Task objective |
In the entries that follow, how many lines hold the string "image"? Give only that number.

Records provided |
==*==

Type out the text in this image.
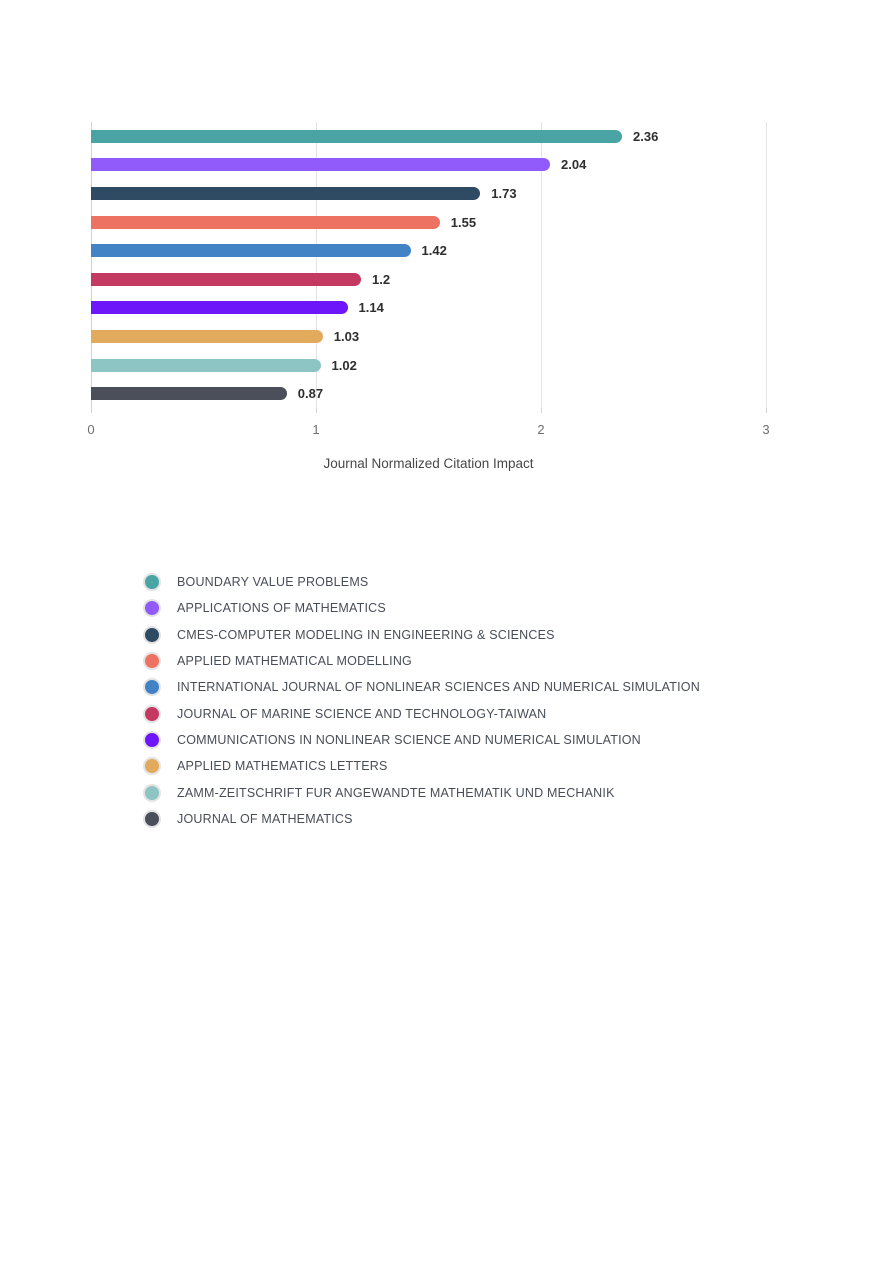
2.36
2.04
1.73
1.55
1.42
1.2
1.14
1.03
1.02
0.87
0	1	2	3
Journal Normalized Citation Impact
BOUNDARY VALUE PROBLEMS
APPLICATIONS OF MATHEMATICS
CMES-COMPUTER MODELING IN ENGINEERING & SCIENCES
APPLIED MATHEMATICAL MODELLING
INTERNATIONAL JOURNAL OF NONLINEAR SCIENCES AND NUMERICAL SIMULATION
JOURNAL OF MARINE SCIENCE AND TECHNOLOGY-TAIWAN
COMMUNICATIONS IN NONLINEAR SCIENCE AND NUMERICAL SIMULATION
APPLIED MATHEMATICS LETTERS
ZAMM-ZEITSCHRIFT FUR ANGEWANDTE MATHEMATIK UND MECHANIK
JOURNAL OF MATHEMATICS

==*==

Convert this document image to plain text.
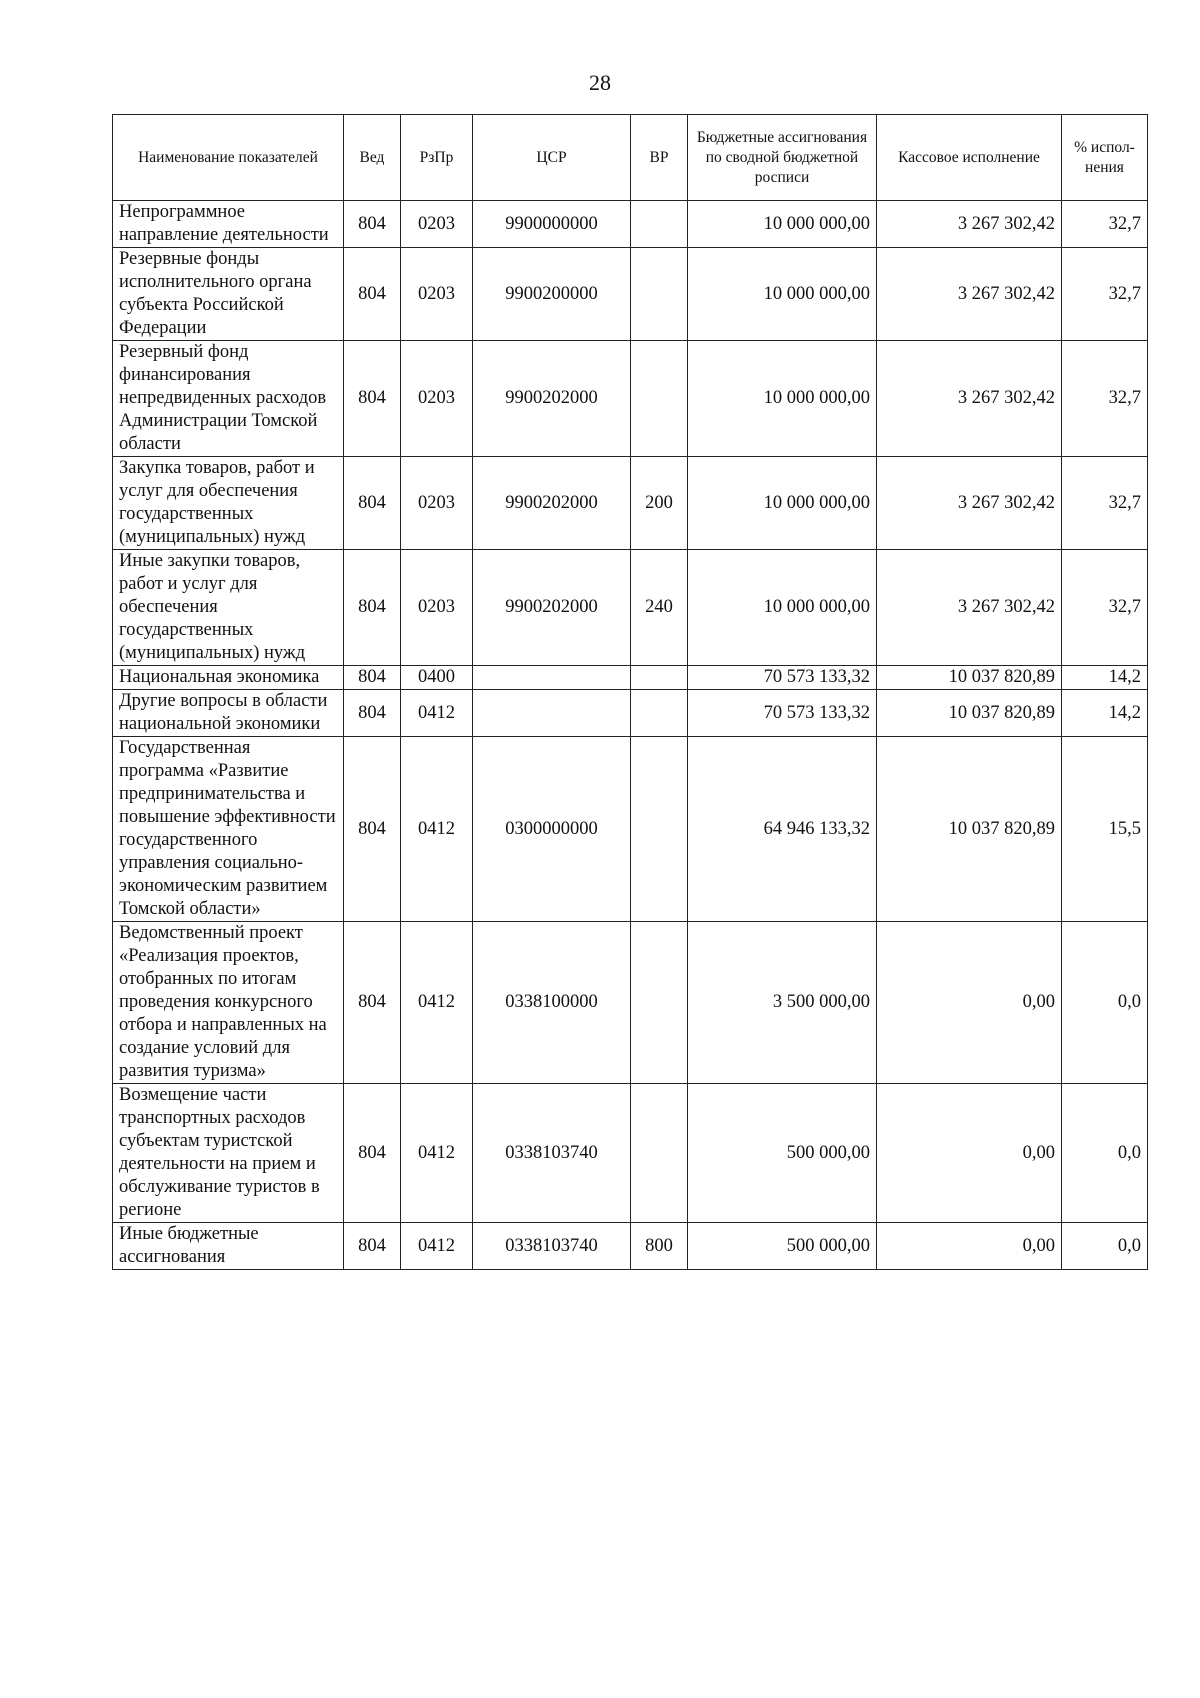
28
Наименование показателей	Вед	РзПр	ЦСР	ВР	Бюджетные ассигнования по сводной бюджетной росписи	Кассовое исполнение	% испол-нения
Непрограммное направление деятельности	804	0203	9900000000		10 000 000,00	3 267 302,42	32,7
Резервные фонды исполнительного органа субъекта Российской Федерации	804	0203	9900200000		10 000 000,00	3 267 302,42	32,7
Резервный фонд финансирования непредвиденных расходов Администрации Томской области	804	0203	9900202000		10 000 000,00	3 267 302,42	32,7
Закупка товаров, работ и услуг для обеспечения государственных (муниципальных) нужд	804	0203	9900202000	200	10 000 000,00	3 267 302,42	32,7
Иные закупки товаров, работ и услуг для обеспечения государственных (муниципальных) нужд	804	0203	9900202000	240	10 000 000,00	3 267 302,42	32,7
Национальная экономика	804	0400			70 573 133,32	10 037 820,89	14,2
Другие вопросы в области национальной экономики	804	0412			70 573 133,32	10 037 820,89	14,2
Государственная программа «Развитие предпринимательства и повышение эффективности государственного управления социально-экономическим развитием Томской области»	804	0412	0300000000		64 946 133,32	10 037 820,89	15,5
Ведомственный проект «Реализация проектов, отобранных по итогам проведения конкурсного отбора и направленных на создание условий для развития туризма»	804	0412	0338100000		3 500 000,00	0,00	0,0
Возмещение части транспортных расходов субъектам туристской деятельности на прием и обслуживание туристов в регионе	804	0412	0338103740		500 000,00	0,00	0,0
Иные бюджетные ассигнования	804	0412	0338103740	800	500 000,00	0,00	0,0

==*==

Task solution |
2